THE TASK:
Show every line where "maximum" occurs.

EXERCISE MATERIALS:
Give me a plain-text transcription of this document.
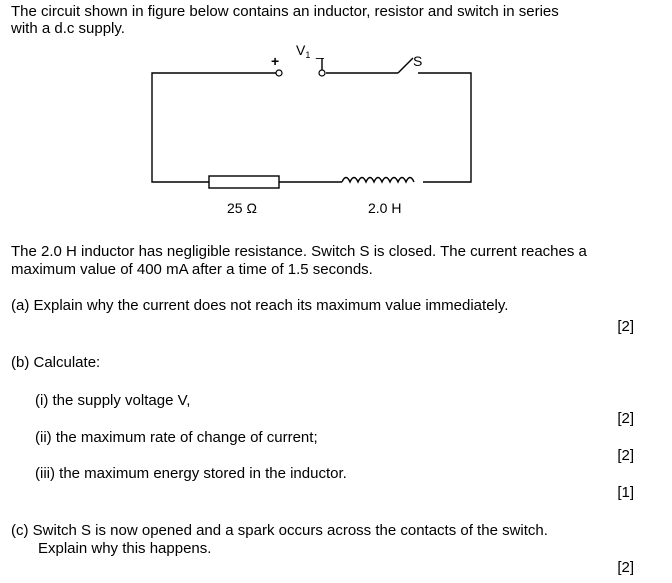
The circuit shown in figure below contains an inductor, resistor and switch in series
with a d.c supply.
+
$V_1$ _
S
25 Ω	2.0 H
The 2.0 H inductor has negligible resistance. Switch S is closed. The current reaches a
maximum value of 400 mA after a time of 1.5 seconds.
(a) Explain why the current does not reach its maximum value immediately.
[2]
(b) Calculate:
(i) the supply voltage V,
[2]
(ii) the maximum rate of change of current;
[2]
(iii) the maximum energy stored in the inductor.
[1]
(c) Switch S is now opened and a spark occurs across the contacts of the switch.
Explain why this happens.
[2]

FINAL ANSWER:
maximum value of 400 mA after a time of 1.5 seconds.
(a) Explain why the current does not reach its maximum value immediately.
(ii) the maximum rate of change of current;
(iii) the maximum energy stored in the inductor.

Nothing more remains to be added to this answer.